-- Direction --
Extract every line that contains the word "tukena".

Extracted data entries
>> Start
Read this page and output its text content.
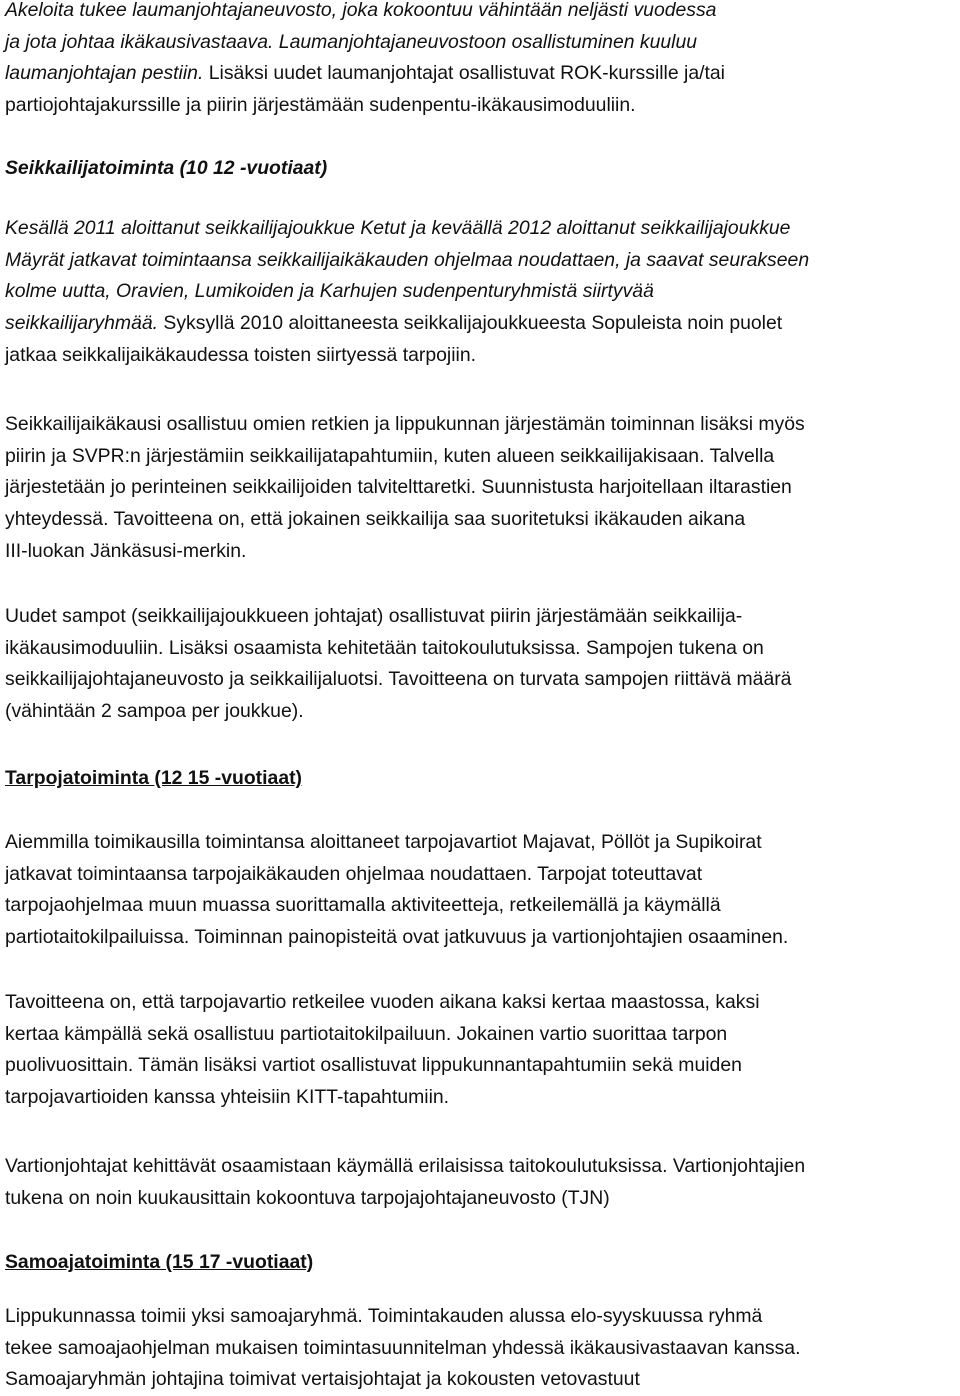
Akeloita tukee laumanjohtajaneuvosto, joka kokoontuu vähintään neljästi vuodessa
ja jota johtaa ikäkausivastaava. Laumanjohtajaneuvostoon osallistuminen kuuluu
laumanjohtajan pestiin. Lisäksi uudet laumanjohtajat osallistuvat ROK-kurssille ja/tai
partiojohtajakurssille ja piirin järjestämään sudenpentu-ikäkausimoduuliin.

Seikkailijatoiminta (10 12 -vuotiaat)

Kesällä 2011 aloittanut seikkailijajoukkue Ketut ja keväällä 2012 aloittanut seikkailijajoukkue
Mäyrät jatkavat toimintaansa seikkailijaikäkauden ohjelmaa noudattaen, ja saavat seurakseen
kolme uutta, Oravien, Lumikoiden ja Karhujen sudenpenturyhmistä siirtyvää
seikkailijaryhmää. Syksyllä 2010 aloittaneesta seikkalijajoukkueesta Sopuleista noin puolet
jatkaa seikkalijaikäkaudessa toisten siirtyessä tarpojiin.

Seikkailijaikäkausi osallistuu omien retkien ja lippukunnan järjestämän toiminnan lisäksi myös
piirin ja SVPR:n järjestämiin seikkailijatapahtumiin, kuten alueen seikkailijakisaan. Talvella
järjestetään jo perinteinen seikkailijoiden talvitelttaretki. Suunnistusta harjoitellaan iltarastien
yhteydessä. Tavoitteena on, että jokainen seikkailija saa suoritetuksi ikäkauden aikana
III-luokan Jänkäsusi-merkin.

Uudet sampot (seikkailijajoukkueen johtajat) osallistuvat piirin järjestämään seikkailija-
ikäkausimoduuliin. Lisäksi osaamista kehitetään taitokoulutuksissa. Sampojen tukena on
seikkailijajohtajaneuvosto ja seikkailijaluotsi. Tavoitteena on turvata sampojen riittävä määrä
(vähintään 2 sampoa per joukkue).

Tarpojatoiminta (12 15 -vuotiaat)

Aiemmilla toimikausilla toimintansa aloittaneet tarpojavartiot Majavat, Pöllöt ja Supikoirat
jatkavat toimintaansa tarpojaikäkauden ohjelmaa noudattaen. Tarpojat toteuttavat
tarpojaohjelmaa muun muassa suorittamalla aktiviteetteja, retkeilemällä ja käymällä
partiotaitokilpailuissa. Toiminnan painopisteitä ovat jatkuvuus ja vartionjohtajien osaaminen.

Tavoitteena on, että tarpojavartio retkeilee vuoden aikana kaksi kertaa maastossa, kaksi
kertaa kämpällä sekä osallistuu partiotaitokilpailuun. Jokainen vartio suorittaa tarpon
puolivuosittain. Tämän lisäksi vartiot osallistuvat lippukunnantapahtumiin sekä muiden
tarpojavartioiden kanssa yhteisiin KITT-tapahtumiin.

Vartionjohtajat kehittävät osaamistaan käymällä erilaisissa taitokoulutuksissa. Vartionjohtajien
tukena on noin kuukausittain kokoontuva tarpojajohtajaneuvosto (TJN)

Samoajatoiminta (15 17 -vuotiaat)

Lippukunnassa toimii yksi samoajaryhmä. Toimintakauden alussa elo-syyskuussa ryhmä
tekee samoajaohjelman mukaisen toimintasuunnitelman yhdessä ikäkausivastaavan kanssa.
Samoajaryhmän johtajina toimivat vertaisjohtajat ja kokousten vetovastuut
>> End
>> Start
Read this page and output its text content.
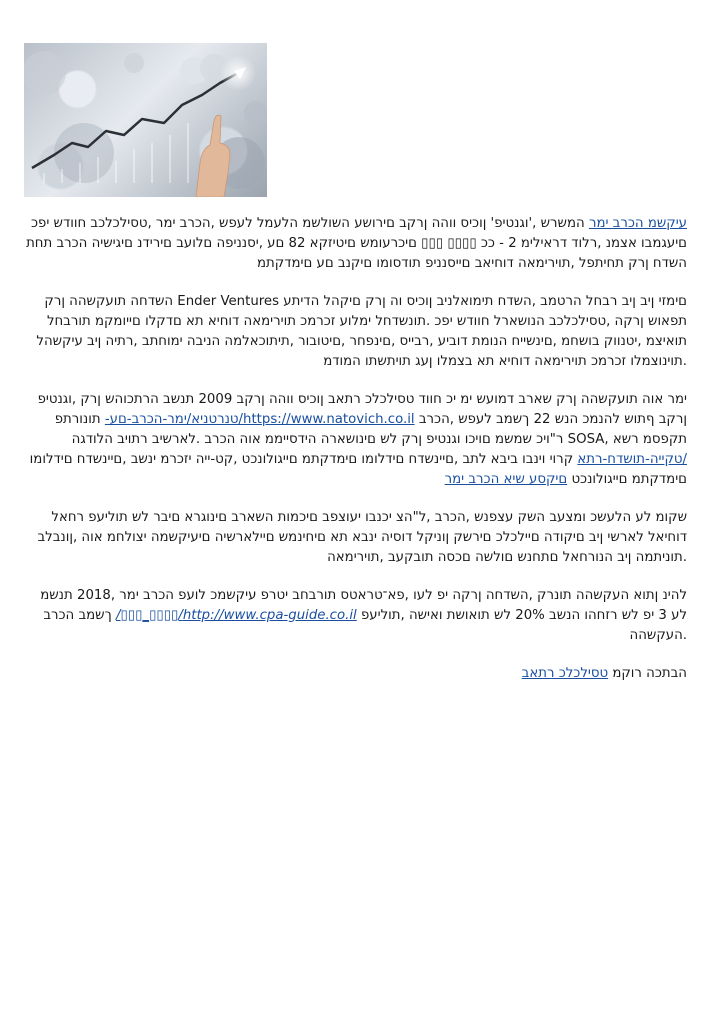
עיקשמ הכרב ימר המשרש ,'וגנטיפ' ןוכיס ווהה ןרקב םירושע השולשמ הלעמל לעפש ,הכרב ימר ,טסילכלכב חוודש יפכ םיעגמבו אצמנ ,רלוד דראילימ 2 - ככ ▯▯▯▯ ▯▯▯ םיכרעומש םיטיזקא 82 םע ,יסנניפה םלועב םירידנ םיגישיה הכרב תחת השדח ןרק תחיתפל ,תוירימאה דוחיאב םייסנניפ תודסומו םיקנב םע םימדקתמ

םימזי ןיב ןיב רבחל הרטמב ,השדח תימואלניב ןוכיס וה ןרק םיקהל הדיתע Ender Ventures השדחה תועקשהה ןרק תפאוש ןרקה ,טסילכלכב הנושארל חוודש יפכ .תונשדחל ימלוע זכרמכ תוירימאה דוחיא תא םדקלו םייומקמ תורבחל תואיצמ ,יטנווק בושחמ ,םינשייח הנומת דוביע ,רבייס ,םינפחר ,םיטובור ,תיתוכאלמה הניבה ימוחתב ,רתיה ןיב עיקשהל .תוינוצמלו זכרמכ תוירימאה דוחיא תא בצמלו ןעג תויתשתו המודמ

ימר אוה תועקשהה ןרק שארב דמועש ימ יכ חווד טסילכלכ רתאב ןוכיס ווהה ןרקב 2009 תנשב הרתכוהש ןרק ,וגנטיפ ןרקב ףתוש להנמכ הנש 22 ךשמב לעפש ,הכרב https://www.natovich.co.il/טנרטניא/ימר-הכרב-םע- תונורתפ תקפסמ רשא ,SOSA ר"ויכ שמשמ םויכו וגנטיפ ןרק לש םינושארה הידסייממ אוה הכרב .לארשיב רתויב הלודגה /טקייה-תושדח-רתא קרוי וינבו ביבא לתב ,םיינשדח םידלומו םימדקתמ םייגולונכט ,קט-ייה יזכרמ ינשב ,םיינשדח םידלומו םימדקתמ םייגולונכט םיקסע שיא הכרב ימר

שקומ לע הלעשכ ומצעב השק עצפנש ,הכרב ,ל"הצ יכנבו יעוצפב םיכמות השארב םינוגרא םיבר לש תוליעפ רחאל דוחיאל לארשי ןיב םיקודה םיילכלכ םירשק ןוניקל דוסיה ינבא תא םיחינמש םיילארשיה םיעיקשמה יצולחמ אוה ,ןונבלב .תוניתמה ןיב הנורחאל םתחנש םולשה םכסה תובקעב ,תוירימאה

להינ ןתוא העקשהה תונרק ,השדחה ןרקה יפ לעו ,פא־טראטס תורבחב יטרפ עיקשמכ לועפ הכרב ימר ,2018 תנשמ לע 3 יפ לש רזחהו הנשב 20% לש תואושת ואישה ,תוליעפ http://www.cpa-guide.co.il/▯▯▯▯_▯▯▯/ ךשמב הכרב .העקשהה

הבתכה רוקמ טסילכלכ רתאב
>> End
-- Task solution --
ikäkausimoduuliin. Lisäksi osaamista kehitetään taitokoulutuksissa. Sampojen tukena on
tukena on noin kuukausittain kokoontuva tarpojajohtajaneuvosto (TJN)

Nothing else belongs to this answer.